Data excerpts:
★ ★ ★

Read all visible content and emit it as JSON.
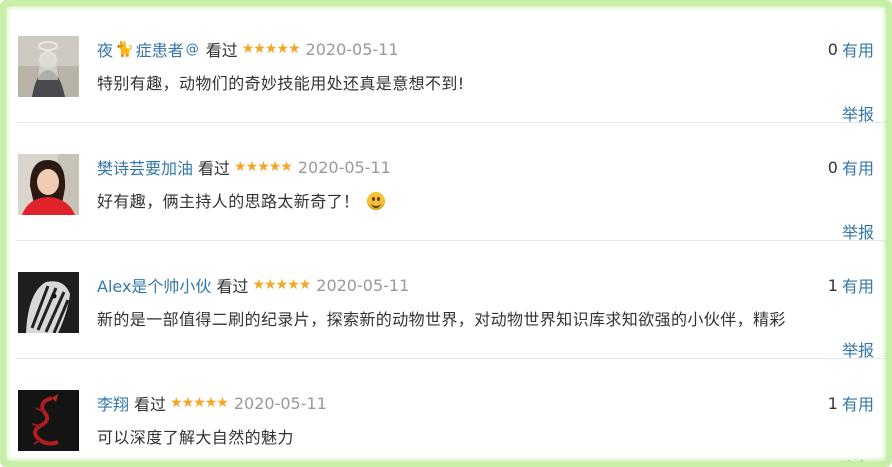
{
  "reviews": [
    {
      "user": "夜",
      "user_suffix": "症患者",
      "badge_pre": "cat-emoji",
      "badge_post": "swirl-emoji",
      "watched": "看过",
      "rating": 5,
      "date": "2020-05-11",
      "comment": "特别有趣，动物们的奇妙技能用处还真是意想不到!",
      "useful_count": "0",
      "useful_label": "有用",
      "report_label": "举报"
    },
    {
      "user": "樊诗芸要加油",
      "watched": "看过",
      "rating": 5,
      "date": "2020-05-11",
      "comment": "好有趣，俩主持人的思路太新奇了！",
      "emoji": "smile-emoji",
      "useful_count": "0",
      "useful_label": "有用",
      "report_label": "举报"
    },
    {
      "user": "Alex是个帅小伙",
      "watched": "看过",
      "rating": 5,
      "date": "2020-05-11",
      "comment": "新的是一部值得二刷的纪录片，探索新的动物世界，对动物世界知识库求知欲强的小伙伴，精彩",
      "useful_count": "1",
      "useful_label": "有用",
      "report_label": "举报"
    },
    {
      "user": "李翔",
      "watched": "看过",
      "rating": 5,
      "date": "2020-05-11",
      "comment": "可以深度了解大自然的魅力",
      "useful_count": "1",
      "useful_label": "有用",
      "report_label": "举报"
    }
  ],
  "colors": {
    "link": "#3377aa",
    "star": "#f6a623",
    "date": "#999999",
    "text": "#333333",
    "frame": "#c8efa8"
  }
}
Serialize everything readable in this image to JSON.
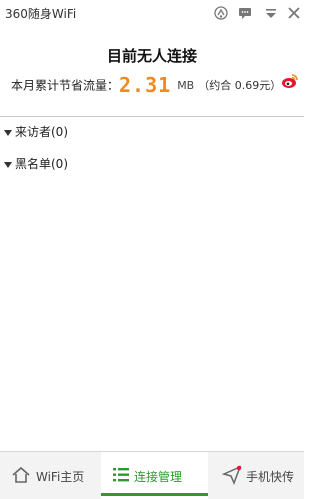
{
  "window": {
    "title": "360随身WiFi"
  },
  "header": {
    "status": "目前无人连接",
    "traffic_label": "本月累计节省流量：",
    "traffic_value": "2.31",
    "traffic_unit": "MB",
    "traffic_cost": "（约合 0.69元）"
  },
  "groups": [
    {
      "label": "来访者(0)"
    },
    {
      "label": "黑名单(0)"
    }
  ],
  "tabs": [
    {
      "label": "WiFi主页",
      "icon": "home-icon"
    },
    {
      "label": "连接管理",
      "icon": "list-icon"
    },
    {
      "label": "手机快传",
      "icon": "send-icon"
    }
  ],
  "colors": {
    "accent": "#2e9a2e",
    "traffic": "#f08a1f",
    "weibo": "#e6162d"
  }
}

★ ★ ★

Required work: Write out the data precisely as given, excluding the pictures.

Answer below:
Read all visible content and emit it as JSON.
{
  "reviews": [
    {
      "user": "夜",
      "user_suffix": "症患者",
      "badge_pre": "cat-emoji",
      "badge_post": "swirl-emoji",
      "watched": "看过",
      "rating": 5,
      "date": "2020-05-11",
      "comment": "特别有趣，动物们的奇妙技能用处还真是意想不到!",
      "useful_count": "0",
      "useful_label": "有用",
      "report_label": "举报"
    },
    {
      "user": "樊诗芸要加油",
      "watched": "看过",
      "rating": 5,
      "date": "2020-05-11",
      "comment": "好有趣，俩主持人的思路太新奇了！",
      "emoji": "smile-emoji",
      "useful_count": "0",
      "useful_label": "有用",
      "report_label": "举报"
    },
    {
      "user": "Alex是个帅小伙",
      "watched": "看过",
      "rating": 5,
      "date": "2020-05-11",
      "comment": "新的是一部值得二刷的纪录片，探索新的动物世界，对动物世界知识库求知欲强的小伙伴，精彩",
      "useful_count": "1",
      "useful_label": "有用",
      "report_label": "举报"
    },
    {
      "user": "李翔",
      "watched": "看过",
      "rating": 5,
      "date": "2020-05-11",
      "comment": "可以深度了解大自然的魅力",
      "useful_count": "1",
      "useful_label": "有用",
      "report_label": "举报"
    }
  ],
  "colors": {
    "link": "#3377aa",
    "star": "#f6a623",
    "date": "#999999",
    "text": "#333333",
    "frame": "#c8efa8"
  }
}
Serialize everything readable in this image to JSON.
{
  "window": {
    "title": "360随身WiFi"
  },
  "header": {
    "status": "目前无人连接",
    "traffic_label": "本月累计节省流量：",
    "traffic_value": "2.31",
    "traffic_unit": "MB",
    "traffic_cost": "（约合 0.69元）"
  },
  "groups": [
    {
      "label": "来访者(0)"
    },
    {
      "label": "黑名单(0)"
    }
  ],
  "tabs": [
    {
      "label": "WiFi主页",
      "icon": "home-icon"
    },
    {
      "label": "连接管理",
      "icon": "list-icon"
    },
    {
      "label": "手机快传",
      "icon": "send-icon"
    }
  ],
  "colors": {
    "accent": "#2e9a2e",
    "traffic": "#f08a1f",
    "weibo": "#e6162d"
  }
}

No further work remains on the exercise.